[TASK TO CARRY OUT] Print every entry, word for word, and skip the images.

[Saved entries]
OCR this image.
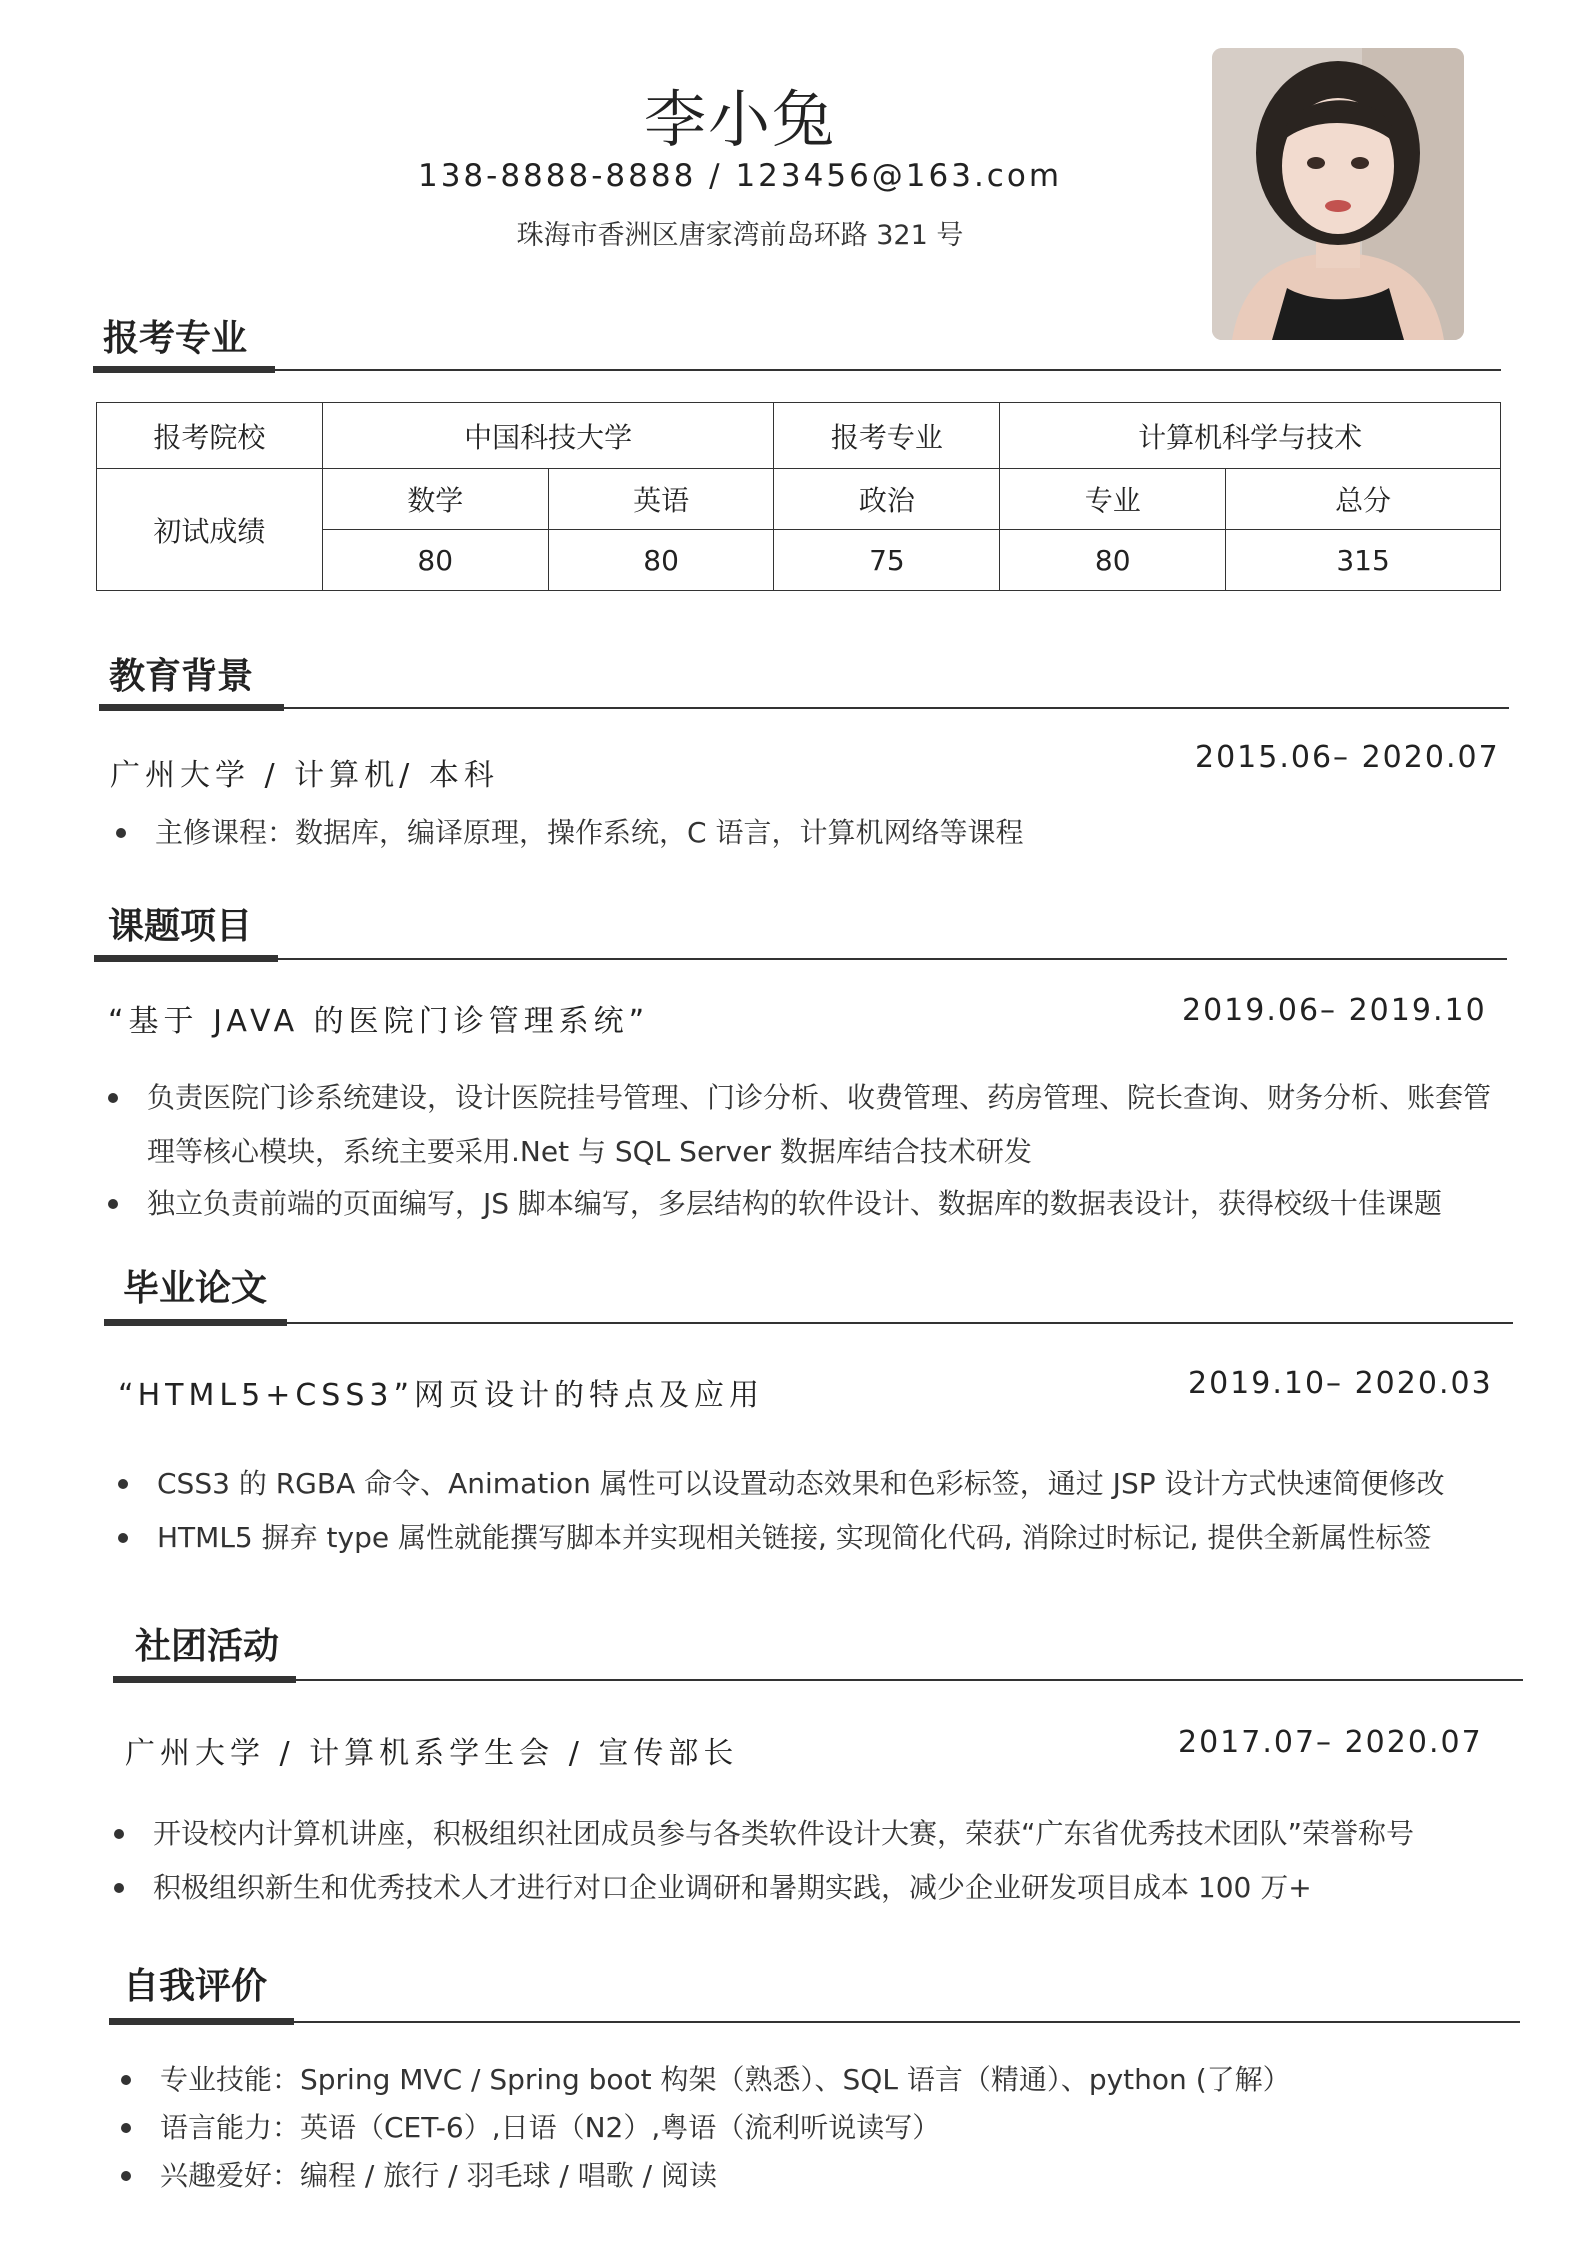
李小兔
138-8888-8888 / 123456@163.com
珠海市香洲区唐家湾前岛环路 321 号
报考专业
报考院校	中国科技大学		报考专业	计算机科学与技术	
初试成绩	数学	英语	政治	专业	总分
	80	80	75	80	315
教育背景
广州大学 / 计算机/ 本科
2015.06– 2020.07
主修课程：数据库，编译原理，操作系统，C 语言，计算机网络等课程
课题项目
“基于 JAVA 的医院门诊管理系统”	2019.06– 2019.10
负责医院门诊系统建设，设计医院挂号管理、门诊分析、收费管理、药房管理、院长查询、财务分析、账套管
理等核心模块，系统主要采用.Net 与 SQL Server 数据库结合技术研发
独立负责前端的页面编写，JS 脚本编写，多层结构的软件设计、数据库的数据表设计，获得校级十佳课题
毕业论文
“HTML5+CSS3”网页设计的特点及应用	2019.10– 2020.03
CSS3 的 RGBA 命令、Animation 属性可以设置动态效果和色彩标签，通过 JSP 设计方式快速简便修改
HTML5 摒弃 type 属性就能撰写脚本并实现相关链接, 实现简化代码, 消除过时标记, 提供全新属性标签
社团活动
广州大学 / 计算机系学生会 / 宣传部长	2017.07– 2020.07
开设校内计算机讲座，积极组织社团成员参与各类软件设计大赛，荣获“广东省优秀技术团队”荣誉称号
积极组织新生和优秀技术人才进行对口企业调研和暑期实践，减少企业研发项目成本 100 万+
自我评价
专业技能：Spring MVC / Spring boot 构架（熟悉）、SQL 语言（精通）、python (了解）
语言能力：英语（CET-6）,日语（N2）,粤语（流利听说读写）
兴趣爱好：编程 / 旅行 / 羽毛球 / 唱歌 / 阅读
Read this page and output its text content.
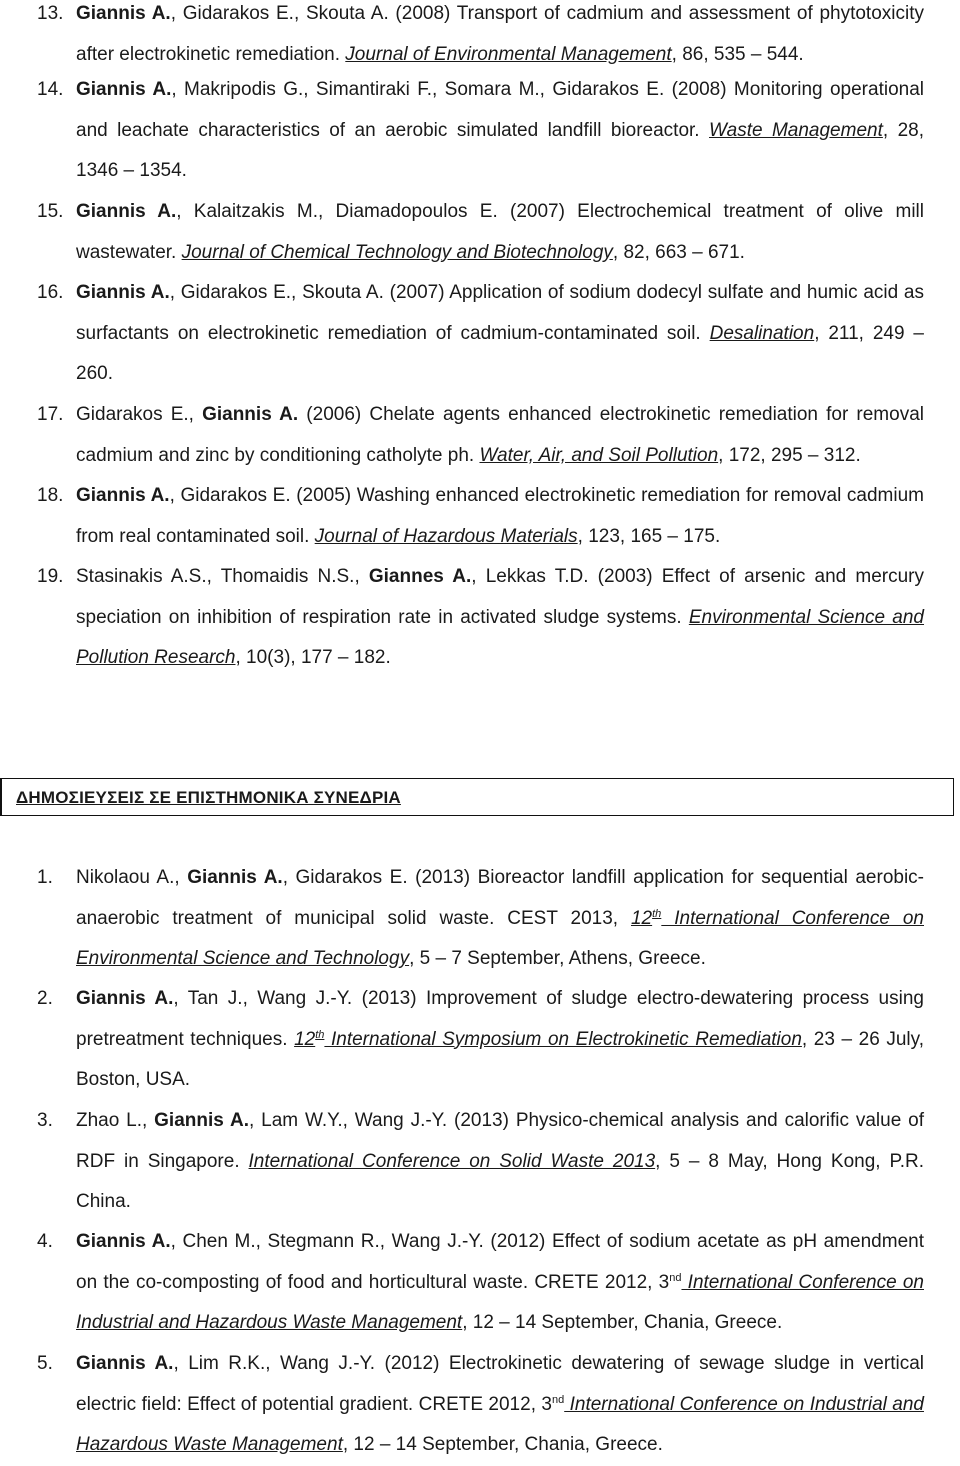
13. Giannis A., Gidarakos E., Skouta A. (2008) Transport of cadmium and assessment of phytotoxicity after electrokinetic remediation. Journal of Environmental Management, 86, 535 – 544.
14. Giannis A., Makripodis G., Simantiraki F., Somara M., Gidarakos E. (2008) Monitoring operational and leachate characteristics of an aerobic simulated landfill bioreactor. Waste Management, 28, 1346 – 1354.
15. Giannis A., Kalaitzakis M., Diamadopoulos E. (2007) Electrochemical treatment of olive mill wastewater. Journal of Chemical Technology and Biotechnology, 82, 663 – 671.
16. Giannis A., Gidarakos E., Skouta A. (2007) Application of sodium dodecyl sulfate and humic acid as surfactants on electrokinetic remediation of cadmium-contaminated soil. Desalination, 211, 249 – 260.
17. Gidarakos E., Giannis A. (2006) Chelate agents enhanced electrokinetic remediation for removal cadmium and zinc by conditioning catholyte ph. Water, Air, and Soil Pollution, 172, 295 – 312.
18. Giannis A., Gidarakos E. (2005) Washing enhanced electrokinetic remediation for removal cadmium from real contaminated soil. Journal of Hazardous Materials, 123, 165 – 175.
19. Stasinakis A.S., Thomaidis N.S., Giannes A., Lekkas T.D. (2003) Effect of arsenic and mercury speciation on inhibition of respiration rate in activated sludge systems. Environmental Science and Pollution Research, 10(3), 177 – 182.
ΔΗΜΟΣΙΕΥΣΕΙΣ ΣΕ ΕΠΙΣΤΗΜΟΝΙΚΑ ΣΥΝΕΔΡΙΑ
1. Nikolaou A., Giannis A., Gidarakos E. (2013) Bioreactor landfill application for sequential aerobic-anaerobic treatment of municipal solid waste. CEST 2013, 12th International Conference on Environmental Science and Technology, 5 – 7 September, Athens, Greece.
2. Giannis A., Tan J., Wang J.-Y. (2013) Improvement of sludge electro-dewatering process using pretreatment techniques. 12th International Symposium on Electrokinetic Remediation, 23 – 26 July, Boston, USA.
3. Zhao L., Giannis A., Lam W.Y., Wang J.-Y. (2013) Physico-chemical analysis and calorific value of RDF in Singapore. International Conference on Solid Waste 2013, 5 – 8 May, Hong Kong, P.R. China.
4. Giannis A., Chen M., Stegmann R., Wang J.-Y. (2012) Effect of sodium acetate as pH amendment on the co-composting of food and horticultural waste. CRETE 2012, 3nd International Conference on Industrial and Hazardous Waste Management, 12 – 14 September, Chania, Greece.
5. Giannis A., Lim R.K., Wang J.-Y. (2012) Electrokinetic dewatering of sewage sludge in vertical electric field: Effect of potential gradient. CRETE 2012, 3nd International Conference on Industrial and Hazardous Waste Management, 12 – 14 September, Chania, Greece.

[RESPONSE TO THIS EXERCISE]
OCR this image.
李小兔
138-8888-8888 / 123456@163.com
珠海市香洲区唐家湾前岛环路 321 号
报考专业
报考院校	中国科技大学		报考专业	计算机科学与技术	
初试成绩	数学	英语	政治	专业	总分
	80	80	75	80	315
教育背景
广州大学 / 计算机/ 本科
2015.06– 2020.07
主修课程：数据库，编译原理，操作系统，C 语言，计算机网络等课程
课题项目
“基于 JAVA 的医院门诊管理系统”	2019.06– 2019.10
负责医院门诊系统建设，设计医院挂号管理、门诊分析、收费管理、药房管理、院长查询、财务分析、账套管
理等核心模块，系统主要采用.Net 与 SQL Server 数据库结合技术研发
独立负责前端的页面编写，JS 脚本编写，多层结构的软件设计、数据库的数据表设计，获得校级十佳课题
毕业论文
“HTML5+CSS3”网页设计的特点及应用	2019.10– 2020.03
CSS3 的 RGBA 命令、Animation 属性可以设置动态效果和色彩标签，通过 JSP 设计方式快速简便修改
HTML5 摒弃 type 属性就能撰写脚本并实现相关链接, 实现简化代码, 消除过时标记, 提供全新属性标签
社团活动
广州大学 / 计算机系学生会 / 宣传部长	2017.07– 2020.07
开设校内计算机讲座，积极组织社团成员参与各类软件设计大赛，荣获“广东省优秀技术团队”荣誉称号
积极组织新生和优秀技术人才进行对口企业调研和暑期实践，减少企业研发项目成本 100 万+
自我评价
专业技能：Spring MVC / Spring boot 构架（熟悉）、SQL 语言（精通）、python (了解）
语言能力：英语（CET-6）,日语（N2）,粤语（流利听说读写）
兴趣爱好：编程 / 旅行 / 羽毛球 / 唱歌 / 阅读
Read this page and output its text content.
13. Giannis A., Gidarakos E., Skouta A. (2008) Transport of cadmium and assessment of phytotoxicity after electrokinetic remediation. Journal of Environmental Management, 86, 535 – 544.
14. Giannis A., Makripodis G., Simantiraki F., Somara M., Gidarakos E. (2008) Monitoring operational and leachate characteristics of an aerobic simulated landfill bioreactor. Waste Management, 28, 1346 – 1354.
15. Giannis A., Kalaitzakis M., Diamadopoulos E. (2007) Electrochemical treatment of olive mill wastewater. Journal of Chemical Technology and Biotechnology, 82, 663 – 671.
16. Giannis A., Gidarakos E., Skouta A. (2007) Application of sodium dodecyl sulfate and humic acid as surfactants on electrokinetic remediation of cadmium-contaminated soil. Desalination, 211, 249 – 260.
17. Gidarakos E., Giannis A. (2006) Chelate agents enhanced electrokinetic remediation for removal cadmium and zinc by conditioning catholyte ph. Water, Air, and Soil Pollution, 172, 295 – 312.
18. Giannis A., Gidarakos E. (2005) Washing enhanced electrokinetic remediation for removal cadmium from real contaminated soil. Journal of Hazardous Materials, 123, 165 – 175.
19. Stasinakis A.S., Thomaidis N.S., Giannes A., Lekkas T.D. (2003) Effect of arsenic and mercury speciation on inhibition of respiration rate in activated sludge systems. Environmental Science and Pollution Research, 10(3), 177 – 182.
ΔΗΜΟΣΙΕΥΣΕΙΣ ΣΕ ΕΠΙΣΤΗΜΟΝΙΚΑ ΣΥΝΕΔΡΙΑ
1. Nikolaou A., Giannis A., Gidarakos E. (2013) Bioreactor landfill application for sequential aerobic-anaerobic treatment of municipal solid waste. CEST 2013, 12th International Conference on Environmental Science and Technology, 5 – 7 September, Athens, Greece.
2. Giannis A., Tan J., Wang J.-Y. (2013) Improvement of sludge electro-dewatering process using pretreatment techniques. 12th International Symposium on Electrokinetic Remediation, 23 – 26 July, Boston, USA.
3. Zhao L., Giannis A., Lam W.Y., Wang J.-Y. (2013) Physico-chemical analysis and calorific value of RDF in Singapore. International Conference on Solid Waste 2013, 5 – 8 May, Hong Kong, P.R. China.
4. Giannis A., Chen M., Stegmann R., Wang J.-Y. (2012) Effect of sodium acetate as pH amendment on the co-composting of food and horticultural waste. CRETE 2012, 3nd International Conference on Industrial and Hazardous Waste Management, 12 – 14 September, Chania, Greece.
5. Giannis A., Lim R.K., Wang J.-Y. (2012) Electrokinetic dewatering of sewage sludge in vertical electric field: Effect of potential gradient. CRETE 2012, 3nd International Conference on Industrial and Hazardous Waste Management, 12 – 14 September, Chania, Greece.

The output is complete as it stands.